▶ _Exercise prompt_
Go through the records and copy each line where the word "this" occurs.

▶ _Dataset extract_
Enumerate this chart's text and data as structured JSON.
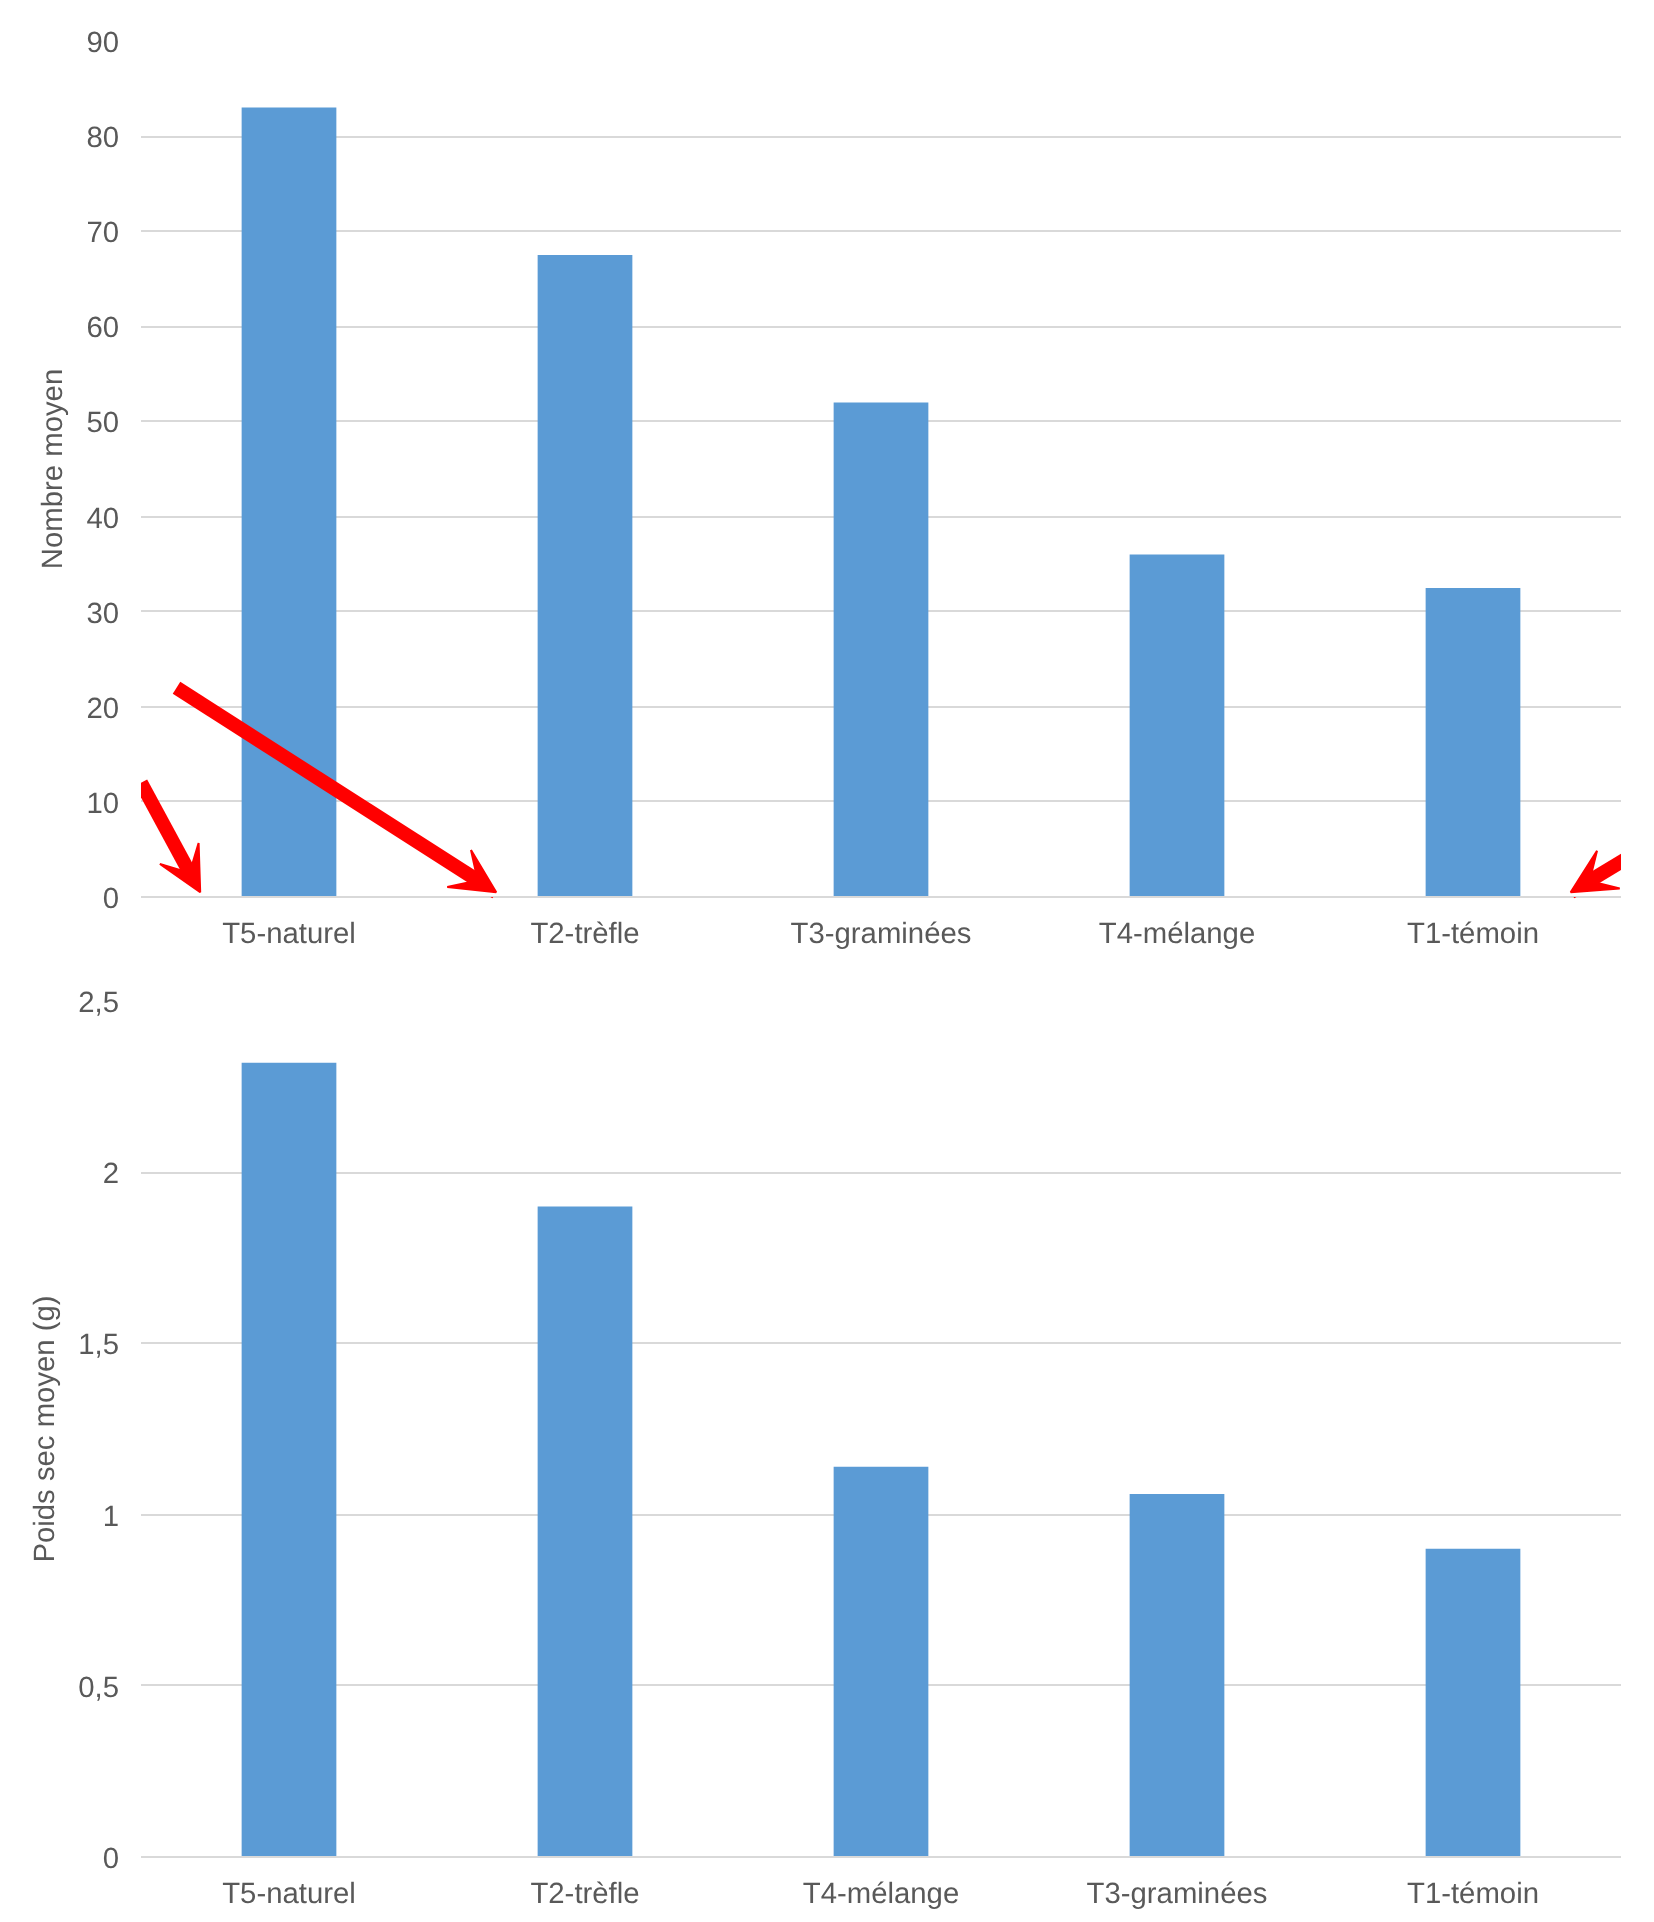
{
  "chart_data": [
    {
      "type": "bar",
      "ylabel": "Nombre moyen",
      "categories": [
        "T5-naturel",
        "T2-trèfle",
        "T3-graminées",
        "T4-mélange",
        "T1-témoin"
      ],
      "series": [
        {
          "color": "#5b9bd5",
          "values": [
            83,
            67.5,
            52,
            36,
            32.5
          ]
        }
      ],
      "ylim": [
        0,
        90
      ],
      "yticks": [
        0,
        10,
        20,
        30,
        40,
        50,
        60,
        70,
        80,
        90
      ],
      "grid": "y"
    },
    {
      "type": "bar",
      "ylabel": "Poids sec moyen (g)",
      "categories": [
        "T5-naturel",
        "T2-trèfle",
        "T4-mélange",
        "T3-graminées",
        "T1-témoin"
      ],
      "series": [
        {
          "color": "#5b9bd5",
          "values": [
            2.32,
            1.9,
            1.14,
            1.06,
            0.9
          ]
        }
      ],
      "ylim": [
        0,
        2.5
      ],
      "yticks": [
        0,
        {
          "value": 0.5,
          "label": "0,5"
        },
        1,
        {
          "value": 1.5,
          "label": "1,5"
        },
        2,
        {
          "value": 2.5,
          "label": "2,5"
        }
      ],
      "grid": "y"
    }
  ]
}
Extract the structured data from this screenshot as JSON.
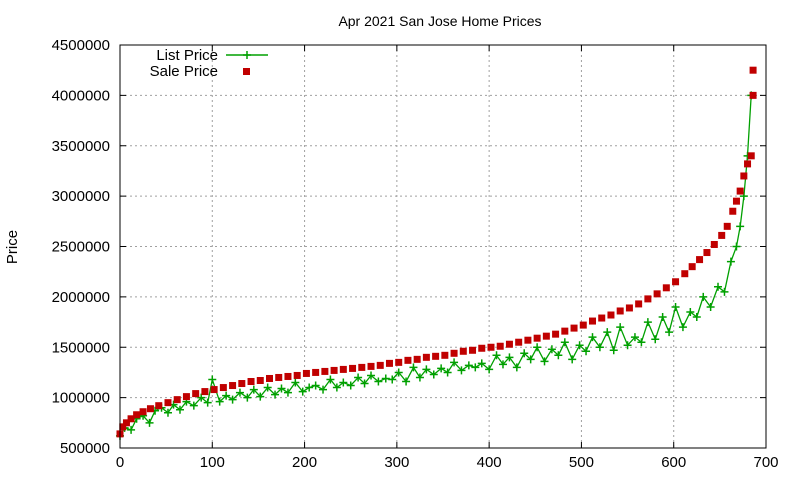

▶ _Correct response_
Enumerate this chart's text and data as structured JSON.
Extract the structured data from this screenshot as JSON.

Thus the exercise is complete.